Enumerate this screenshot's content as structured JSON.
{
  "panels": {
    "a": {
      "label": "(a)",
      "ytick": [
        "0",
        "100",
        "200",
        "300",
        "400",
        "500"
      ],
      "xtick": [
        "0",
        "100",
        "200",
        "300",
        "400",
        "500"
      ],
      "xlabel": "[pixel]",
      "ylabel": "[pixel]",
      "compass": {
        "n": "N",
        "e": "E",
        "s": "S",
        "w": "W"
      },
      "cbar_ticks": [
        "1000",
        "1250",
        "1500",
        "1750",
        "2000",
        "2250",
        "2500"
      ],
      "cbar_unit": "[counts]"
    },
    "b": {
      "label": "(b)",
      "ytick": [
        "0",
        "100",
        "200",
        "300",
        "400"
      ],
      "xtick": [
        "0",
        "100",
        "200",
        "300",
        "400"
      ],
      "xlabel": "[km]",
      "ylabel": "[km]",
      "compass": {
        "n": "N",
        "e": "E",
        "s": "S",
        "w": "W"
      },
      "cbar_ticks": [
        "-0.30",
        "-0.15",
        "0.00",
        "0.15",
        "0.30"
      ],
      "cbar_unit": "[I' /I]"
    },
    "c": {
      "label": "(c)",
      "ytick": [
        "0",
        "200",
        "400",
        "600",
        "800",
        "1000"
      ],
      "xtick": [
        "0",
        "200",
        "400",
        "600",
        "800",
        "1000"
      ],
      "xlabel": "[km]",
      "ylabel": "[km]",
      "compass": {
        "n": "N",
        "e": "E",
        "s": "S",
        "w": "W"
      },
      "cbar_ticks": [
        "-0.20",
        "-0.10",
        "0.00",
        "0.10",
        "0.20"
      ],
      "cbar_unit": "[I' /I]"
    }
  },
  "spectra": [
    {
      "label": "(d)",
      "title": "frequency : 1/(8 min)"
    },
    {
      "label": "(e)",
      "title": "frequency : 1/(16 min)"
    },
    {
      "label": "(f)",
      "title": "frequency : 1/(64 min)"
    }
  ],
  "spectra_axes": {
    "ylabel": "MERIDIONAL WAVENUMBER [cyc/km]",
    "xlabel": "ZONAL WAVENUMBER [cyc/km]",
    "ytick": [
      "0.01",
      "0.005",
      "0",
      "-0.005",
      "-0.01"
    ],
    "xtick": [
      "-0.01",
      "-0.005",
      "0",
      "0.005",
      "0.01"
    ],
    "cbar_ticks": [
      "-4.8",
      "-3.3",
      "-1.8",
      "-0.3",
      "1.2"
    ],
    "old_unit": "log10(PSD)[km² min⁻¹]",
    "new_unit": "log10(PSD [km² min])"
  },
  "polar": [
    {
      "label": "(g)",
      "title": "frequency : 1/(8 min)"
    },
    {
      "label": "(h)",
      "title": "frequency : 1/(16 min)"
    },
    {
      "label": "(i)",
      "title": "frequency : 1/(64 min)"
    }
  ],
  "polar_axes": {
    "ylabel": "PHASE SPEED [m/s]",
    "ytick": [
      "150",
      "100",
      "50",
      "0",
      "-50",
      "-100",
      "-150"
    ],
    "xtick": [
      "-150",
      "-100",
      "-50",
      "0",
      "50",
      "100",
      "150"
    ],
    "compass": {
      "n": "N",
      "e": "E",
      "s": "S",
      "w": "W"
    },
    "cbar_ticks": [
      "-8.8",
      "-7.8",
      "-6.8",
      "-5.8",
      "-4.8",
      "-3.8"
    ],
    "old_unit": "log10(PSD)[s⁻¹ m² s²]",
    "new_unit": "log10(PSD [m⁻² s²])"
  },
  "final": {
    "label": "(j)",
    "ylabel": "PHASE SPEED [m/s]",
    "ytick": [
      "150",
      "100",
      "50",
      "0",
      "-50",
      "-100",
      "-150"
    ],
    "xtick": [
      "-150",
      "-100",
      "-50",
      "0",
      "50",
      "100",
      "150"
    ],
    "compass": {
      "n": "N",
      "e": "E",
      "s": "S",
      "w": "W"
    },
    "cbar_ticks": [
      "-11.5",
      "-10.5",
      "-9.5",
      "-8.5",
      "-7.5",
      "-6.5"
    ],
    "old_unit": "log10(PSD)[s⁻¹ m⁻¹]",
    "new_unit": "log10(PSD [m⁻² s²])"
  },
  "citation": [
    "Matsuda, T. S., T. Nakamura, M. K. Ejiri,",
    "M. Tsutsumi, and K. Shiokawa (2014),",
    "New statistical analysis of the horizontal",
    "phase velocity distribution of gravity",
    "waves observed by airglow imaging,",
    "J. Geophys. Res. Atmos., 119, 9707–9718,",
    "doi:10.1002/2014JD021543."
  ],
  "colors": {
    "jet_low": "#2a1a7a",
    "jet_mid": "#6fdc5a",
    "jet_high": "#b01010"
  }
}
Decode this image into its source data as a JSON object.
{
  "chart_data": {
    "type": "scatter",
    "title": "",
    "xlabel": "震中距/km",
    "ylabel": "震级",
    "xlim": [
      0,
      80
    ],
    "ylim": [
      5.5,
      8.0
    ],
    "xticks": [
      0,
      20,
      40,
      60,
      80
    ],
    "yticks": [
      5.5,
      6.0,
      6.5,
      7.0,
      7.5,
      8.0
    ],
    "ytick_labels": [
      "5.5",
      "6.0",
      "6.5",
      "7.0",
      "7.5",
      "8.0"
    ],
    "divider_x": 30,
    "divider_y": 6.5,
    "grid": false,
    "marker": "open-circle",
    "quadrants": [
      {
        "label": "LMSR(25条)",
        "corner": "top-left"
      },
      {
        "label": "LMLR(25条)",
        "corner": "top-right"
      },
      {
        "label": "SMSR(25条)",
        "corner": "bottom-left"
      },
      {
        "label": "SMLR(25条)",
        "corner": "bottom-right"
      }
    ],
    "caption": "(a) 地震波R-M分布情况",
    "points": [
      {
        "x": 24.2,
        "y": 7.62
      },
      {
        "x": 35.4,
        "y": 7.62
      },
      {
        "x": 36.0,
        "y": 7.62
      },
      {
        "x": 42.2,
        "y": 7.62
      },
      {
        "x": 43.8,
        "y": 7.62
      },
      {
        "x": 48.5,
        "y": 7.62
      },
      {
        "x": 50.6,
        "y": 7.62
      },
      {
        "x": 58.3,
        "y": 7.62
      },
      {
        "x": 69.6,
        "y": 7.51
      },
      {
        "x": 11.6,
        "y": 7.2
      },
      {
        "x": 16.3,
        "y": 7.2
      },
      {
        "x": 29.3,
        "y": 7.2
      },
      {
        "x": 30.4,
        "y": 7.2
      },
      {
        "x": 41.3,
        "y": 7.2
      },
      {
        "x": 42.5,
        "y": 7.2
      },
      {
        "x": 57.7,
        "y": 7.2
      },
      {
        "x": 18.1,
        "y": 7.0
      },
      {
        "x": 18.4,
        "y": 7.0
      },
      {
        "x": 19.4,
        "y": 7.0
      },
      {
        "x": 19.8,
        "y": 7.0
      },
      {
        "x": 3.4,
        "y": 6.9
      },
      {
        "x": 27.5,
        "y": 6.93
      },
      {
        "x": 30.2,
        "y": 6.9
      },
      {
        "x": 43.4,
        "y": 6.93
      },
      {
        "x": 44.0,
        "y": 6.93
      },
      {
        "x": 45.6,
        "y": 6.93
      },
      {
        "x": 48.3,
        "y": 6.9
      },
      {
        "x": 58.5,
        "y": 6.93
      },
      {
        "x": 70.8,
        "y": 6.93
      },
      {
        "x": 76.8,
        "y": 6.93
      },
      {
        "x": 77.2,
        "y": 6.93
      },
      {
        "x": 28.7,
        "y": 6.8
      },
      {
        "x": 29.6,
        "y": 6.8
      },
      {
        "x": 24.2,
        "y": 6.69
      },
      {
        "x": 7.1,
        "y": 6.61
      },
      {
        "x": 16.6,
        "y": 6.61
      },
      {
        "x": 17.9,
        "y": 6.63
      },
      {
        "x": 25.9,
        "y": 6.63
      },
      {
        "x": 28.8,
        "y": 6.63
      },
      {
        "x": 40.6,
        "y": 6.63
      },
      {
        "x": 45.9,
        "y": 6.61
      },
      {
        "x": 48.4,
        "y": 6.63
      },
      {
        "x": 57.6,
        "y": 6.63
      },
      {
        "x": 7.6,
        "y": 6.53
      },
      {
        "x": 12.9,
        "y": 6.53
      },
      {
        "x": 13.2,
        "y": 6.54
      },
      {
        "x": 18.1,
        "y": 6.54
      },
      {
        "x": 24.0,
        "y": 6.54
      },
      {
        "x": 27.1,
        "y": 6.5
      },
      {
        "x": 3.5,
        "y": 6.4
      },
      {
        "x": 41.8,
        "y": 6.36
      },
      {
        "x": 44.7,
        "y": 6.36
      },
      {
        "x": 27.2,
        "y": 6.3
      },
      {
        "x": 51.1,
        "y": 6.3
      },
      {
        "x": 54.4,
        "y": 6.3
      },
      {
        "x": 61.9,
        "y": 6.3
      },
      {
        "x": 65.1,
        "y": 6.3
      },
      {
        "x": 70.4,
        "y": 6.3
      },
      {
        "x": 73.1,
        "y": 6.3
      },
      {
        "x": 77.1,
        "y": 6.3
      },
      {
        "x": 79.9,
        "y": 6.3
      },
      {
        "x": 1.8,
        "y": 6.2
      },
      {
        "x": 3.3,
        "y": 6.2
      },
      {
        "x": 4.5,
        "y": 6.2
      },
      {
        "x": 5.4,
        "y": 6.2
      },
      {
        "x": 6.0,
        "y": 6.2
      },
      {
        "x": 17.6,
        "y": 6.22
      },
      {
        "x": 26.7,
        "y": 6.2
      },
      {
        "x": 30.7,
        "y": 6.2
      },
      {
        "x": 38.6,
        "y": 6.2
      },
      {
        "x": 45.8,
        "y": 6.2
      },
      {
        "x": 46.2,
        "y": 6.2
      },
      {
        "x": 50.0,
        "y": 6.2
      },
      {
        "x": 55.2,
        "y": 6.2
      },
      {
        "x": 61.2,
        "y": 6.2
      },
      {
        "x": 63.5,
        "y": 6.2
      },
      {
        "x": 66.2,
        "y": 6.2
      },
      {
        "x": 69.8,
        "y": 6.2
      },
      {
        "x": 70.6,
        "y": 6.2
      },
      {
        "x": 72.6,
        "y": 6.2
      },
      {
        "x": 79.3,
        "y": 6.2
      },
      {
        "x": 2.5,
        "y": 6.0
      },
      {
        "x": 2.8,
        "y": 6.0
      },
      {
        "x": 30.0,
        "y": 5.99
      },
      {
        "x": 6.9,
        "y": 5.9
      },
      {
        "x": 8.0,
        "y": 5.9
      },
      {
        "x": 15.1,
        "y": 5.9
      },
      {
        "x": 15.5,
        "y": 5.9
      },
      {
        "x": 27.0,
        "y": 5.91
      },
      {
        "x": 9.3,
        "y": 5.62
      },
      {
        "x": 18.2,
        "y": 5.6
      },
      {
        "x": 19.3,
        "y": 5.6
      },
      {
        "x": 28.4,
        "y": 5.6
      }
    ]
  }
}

#####

● **Given request**
Show every line that contains the word "this".

● **Response below**
Enumerate this screenshot's content as structured JSON.
Decode this image into its source data as a JSON object.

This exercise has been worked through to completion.